▽
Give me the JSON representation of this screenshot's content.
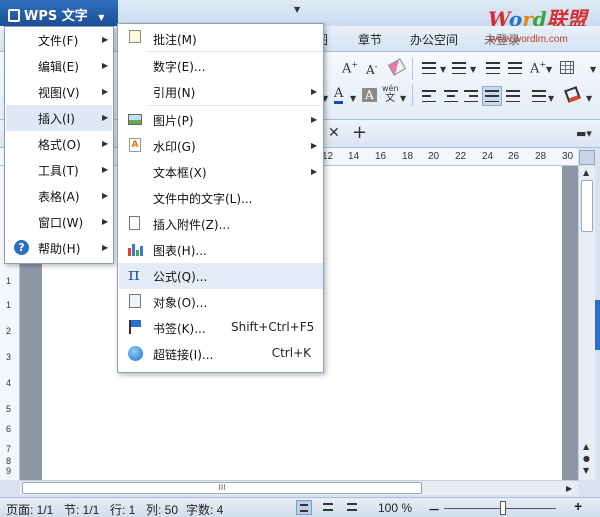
{
  "app": {
    "title": "WPS 文字"
  },
  "brand": {
    "logo_word": "Word",
    "logo_cn": "联盟",
    "url": "www.wordlm.com"
  },
  "ribbon": {
    "tabs": [
      {
        "label": "图"
      },
      {
        "label": "章节"
      },
      {
        "label": "办公空间"
      },
      {
        "label": "未登录"
      }
    ],
    "font_buttons": {
      "grow": "A",
      "shrink": "A",
      "font_color": "A",
      "char_shade": "A",
      "phonetic_top": "wén",
      "phonetic_bottom": "文"
    }
  },
  "main_menu": {
    "items": [
      {
        "label": "文件(F)",
        "has_submenu": true
      },
      {
        "label": "编辑(E)",
        "has_submenu": true
      },
      {
        "label": "视图(V)",
        "has_submenu": true
      },
      {
        "label": "插入(I)",
        "has_submenu": true
      },
      {
        "label": "格式(O)",
        "has_submenu": true
      },
      {
        "label": "工具(T)",
        "has_submenu": true
      },
      {
        "label": "表格(A)",
        "has_submenu": true
      },
      {
        "label": "窗口(W)",
        "has_submenu": true
      },
      {
        "label": "帮助(H)",
        "has_submenu": true,
        "icon": "help-icon"
      }
    ]
  },
  "insert_menu": {
    "items": [
      {
        "label": "批注(M)",
        "icon": "comment-icon"
      },
      {
        "label": "数字(E)...",
        "icon": ""
      },
      {
        "label": "引用(N)",
        "icon": "",
        "has_submenu": true
      },
      {
        "label": "图片(P)",
        "icon": "picture-icon",
        "has_submenu": true
      },
      {
        "label": "水印(G)",
        "icon": "watermark-icon",
        "has_submenu": true
      },
      {
        "label": "文本框(X)",
        "icon": "",
        "has_submenu": true
      },
      {
        "label": "文件中的文字(L)...",
        "icon": ""
      },
      {
        "label": "插入附件(Z)...",
        "icon": "attachment-icon"
      },
      {
        "label": "图表(H)...",
        "icon": "chart-icon"
      },
      {
        "label": "公式(Q)...",
        "icon": "formula-icon",
        "glyph": "π"
      },
      {
        "label": "对象(O)...",
        "icon": "object-icon"
      },
      {
        "label": "书签(K)...",
        "icon": "bookmark-icon",
        "shortcut": "Shift+Ctrl+F5"
      },
      {
        "label": "超链接(I)...",
        "icon": "hyperlink-icon",
        "shortcut": "Ctrl+K"
      }
    ]
  },
  "ruler": {
    "horizontal_ticks": [
      "12",
      "14",
      "16",
      "18",
      "20",
      "22",
      "24",
      "26",
      "28",
      "30"
    ],
    "vertical_ticks": [
      "1",
      "1",
      "2",
      "3",
      "4",
      "5",
      "6",
      "7",
      "8",
      "9"
    ]
  },
  "scrollbar": {
    "h_thumb_grip": "III"
  },
  "status": {
    "page": "页面: 1/1",
    "section": "节: 1/1",
    "line": "行: 1",
    "column": "列: 50",
    "word_count": "字数: 4",
    "zoom": "100 %",
    "zoom_out": "－",
    "zoom_in": "+"
  },
  "colors": {
    "title_blue": "#1d4f96",
    "ribbon_bg": "#e3ecf7",
    "menu_hover": "#dfe8f6",
    "brand_red": "#d62f2f",
    "brand_blue": "#2a6fc9",
    "brand_green": "#3aa63a"
  }
}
△
TASK GOAL = The word "shortcut" appears in how many lines of the data? Answer with only the number.

RESPONSE TO THE EXERCISE = 2